GIVEN INSTRUCTION =>
Set out every line bearing the string "markers".

DATA TO USE =>

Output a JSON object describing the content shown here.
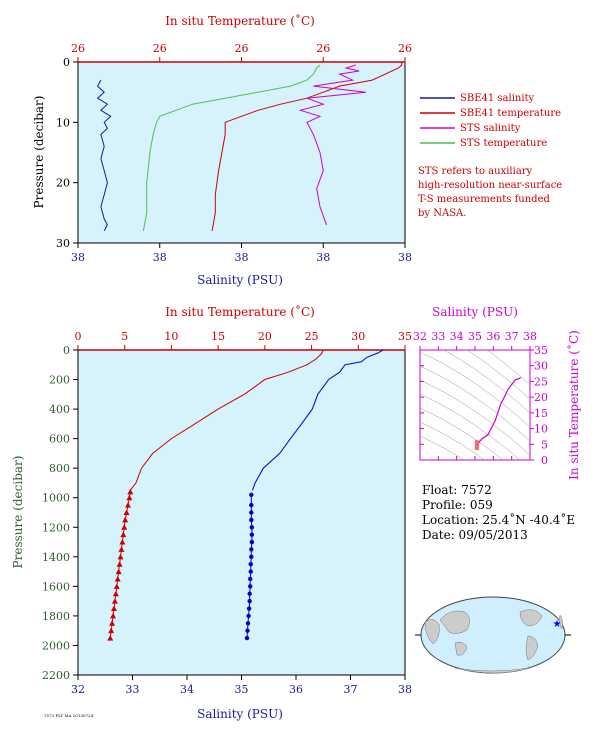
{
  "chart_data": [
    {
      "id": "near_surface",
      "type": "line",
      "top_axis_label": "In situ Temperature (˚C)",
      "top_ticks": [
        "26",
        "26",
        "26",
        "26",
        "26"
      ],
      "bottom_axis_label": "Salinity (PSU)",
      "bottom_ticks": [
        "38",
        "38",
        "38",
        "38",
        "38"
      ],
      "ylabel": "Pressure (decibar)",
      "y_ticks": [
        "0",
        "10",
        "20",
        "30"
      ],
      "ylim": [
        0,
        30
      ],
      "legend": [
        {
          "name": "SBE41 salinity",
          "color": "#1a1a99"
        },
        {
          "name": "SBE41 temperature",
          "color": "#cc0000"
        },
        {
          "name": "STS salinity",
          "color": "#cc00cc"
        },
        {
          "name": "STS temperature",
          "color": "#55bb55"
        }
      ],
      "note": [
        "STS refers to auxiliary",
        "high-resolution near-surface",
        "T-S measurements funded",
        "by NASA."
      ],
      "series": [
        {
          "name": "SBE41 salinity",
          "x_frac": [
            0.07,
            0.06,
            0.08,
            0.06,
            0.09,
            0.07,
            0.1,
            0.08,
            0.09,
            0.07,
            0.08,
            0.07,
            0.08,
            0.09,
            0.08,
            0.07,
            0.08,
            0.09,
            0.08
          ],
          "y": [
            3,
            4,
            5,
            6,
            7,
            8,
            9,
            10,
            11,
            12,
            14,
            16,
            18,
            20,
            22,
            24,
            26,
            27,
            28
          ]
        },
        {
          "name": "SBE41 temperature",
          "x_frac": [
            0.99,
            0.99,
            0.98,
            0.9,
            0.8,
            0.75,
            0.7,
            0.62,
            0.55,
            0.5,
            0.45,
            0.45,
            0.44,
            0.43,
            0.42,
            0.42,
            0.41
          ],
          "y": [
            0,
            0.5,
            1,
            3,
            4,
            5,
            6,
            7,
            8,
            9,
            10,
            12,
            15,
            18,
            22,
            25,
            28
          ]
        },
        {
          "name": "STS salinity",
          "x_frac": [
            0.85,
            0.82,
            0.86,
            0.8,
            0.84,
            0.72,
            0.88,
            0.7,
            0.75,
            0.68,
            0.74,
            0.7,
            0.72,
            0.74,
            0.75,
            0.73,
            0.74,
            0.76
          ],
          "y": [
            0.5,
            1,
            1.5,
            2,
            3,
            4,
            5,
            6,
            7,
            8,
            9,
            10,
            12,
            15,
            18,
            21,
            24,
            27
          ]
        },
        {
          "name": "STS temperature",
          "x_frac": [
            0.74,
            0.73,
            0.72,
            0.7,
            0.65,
            0.55,
            0.45,
            0.35,
            0.3,
            0.25,
            0.24,
            0.23,
            0.22,
            0.21,
            0.21,
            0.2
          ],
          "y": [
            0.5,
            1,
            2,
            3,
            4,
            5,
            6,
            7,
            8,
            9,
            10,
            12,
            15,
            20,
            25,
            28
          ]
        }
      ]
    },
    {
      "id": "full_profile",
      "type": "line",
      "top_axis_label": "In situ Temperature (˚C)",
      "top_ticks": [
        "0",
        "5",
        "10",
        "15",
        "20",
        "25",
        "30",
        "35"
      ],
      "xlim_temperature": [
        0,
        35
      ],
      "bottom_axis_label": "Salinity (PSU)",
      "bottom_ticks": [
        "32",
        "33",
        "34",
        "35",
        "36",
        "37",
        "38"
      ],
      "xlim_salinity": [
        32,
        38
      ],
      "ylabel": "Pressure (decibar)",
      "y_ticks": [
        "0",
        "200",
        "400",
        "600",
        "800",
        "1000",
        "1200",
        "1400",
        "1600",
        "1800",
        "2000",
        "2200"
      ],
      "ylim": [
        0,
        2200
      ],
      "series": [
        {
          "name": "Temperature",
          "color": "#cc0000",
          "pressure": [
            0,
            10,
            30,
            60,
            100,
            150,
            200,
            300,
            400,
            500,
            600,
            700,
            800,
            900,
            950
          ],
          "temperature": [
            26.2,
            26.2,
            26.0,
            25.5,
            24.5,
            22.5,
            20.0,
            17.8,
            15.0,
            12.5,
            10.0,
            8.0,
            6.8,
            6.2,
            5.6
          ]
        },
        {
          "name": "Temperature markers",
          "color": "#cc0000",
          "marker": "triangle",
          "pressure": [
            960,
            1000,
            1050,
            1100,
            1150,
            1200,
            1250,
            1300,
            1350,
            1400,
            1450,
            1500,
            1550,
            1600,
            1650,
            1700,
            1750,
            1800,
            1850,
            1900,
            1950
          ],
          "temperature": [
            5.6,
            5.5,
            5.35,
            5.2,
            5.05,
            4.95,
            4.85,
            4.75,
            4.65,
            4.55,
            4.45,
            4.35,
            4.25,
            4.15,
            4.05,
            3.95,
            3.85,
            3.75,
            3.65,
            3.55,
            3.45
          ]
        },
        {
          "name": "Salinity",
          "color": "#0000cc",
          "pressure": [
            0,
            20,
            50,
            80,
            100,
            150,
            200,
            300,
            400,
            500,
            600,
            700,
            800,
            900,
            950
          ],
          "salinity": [
            37.6,
            37.5,
            37.3,
            37.2,
            36.9,
            36.8,
            36.6,
            36.4,
            36.3,
            36.1,
            35.9,
            35.7,
            35.4,
            35.25,
            35.2
          ]
        },
        {
          "name": "Salinity markers",
          "color": "#0000cc",
          "marker": "dot",
          "pressure": [
            980,
            1050,
            1100,
            1150,
            1200,
            1250,
            1300,
            1350,
            1400,
            1450,
            1500,
            1550,
            1600,
            1650,
            1700,
            1750,
            1800,
            1850,
            1900,
            1950
          ],
          "salinity": [
            35.18,
            35.18,
            35.18,
            35.18,
            35.19,
            35.19,
            35.19,
            35.18,
            35.18,
            35.17,
            35.17,
            35.16,
            35.16,
            35.15,
            35.15,
            35.14,
            35.13,
            35.12,
            35.11,
            35.1
          ]
        }
      ]
    },
    {
      "id": "ts_diagram",
      "type": "scatter",
      "top_axis_label": "Salinity (PSU)",
      "x_ticks": [
        "32",
        "33",
        "34",
        "35",
        "36",
        "37",
        "38"
      ],
      "xlim": [
        32,
        38
      ],
      "right_axis_label": "In situ Temperature (˚C)",
      "y_ticks": [
        "0",
        "5",
        "10",
        "15",
        "20",
        "25",
        "30",
        "35"
      ],
      "ylim": [
        0,
        35
      ],
      "series": [
        {
          "name": "T-S",
          "color": "#cc00cc",
          "salinity": [
            35.1,
            35.15,
            35.2,
            35.4,
            35.7,
            36.1,
            36.4,
            36.6,
            36.8,
            37.2,
            37.5
          ],
          "temperature": [
            3.5,
            4.5,
            5.6,
            6.8,
            8.0,
            12.5,
            17.8,
            20.0,
            22.5,
            25.5,
            26.2
          ]
        }
      ]
    }
  ],
  "float_info": {
    "float": "Float:  7572",
    "profile": "Profile:  059",
    "location": "Location:  25.4˚N  -40.4˚E",
    "date": "Date:  09/05/2013"
  },
  "footer_note": "7572 FLT MA 20130724",
  "map": {
    "marker_color": "#0000ff",
    "land": "#cccccc",
    "ocean": "#cfefff"
  }
}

SOLUTION FOR THIS TASK =>
          "name": "Temperature markers",
          "name": "Salinity markers",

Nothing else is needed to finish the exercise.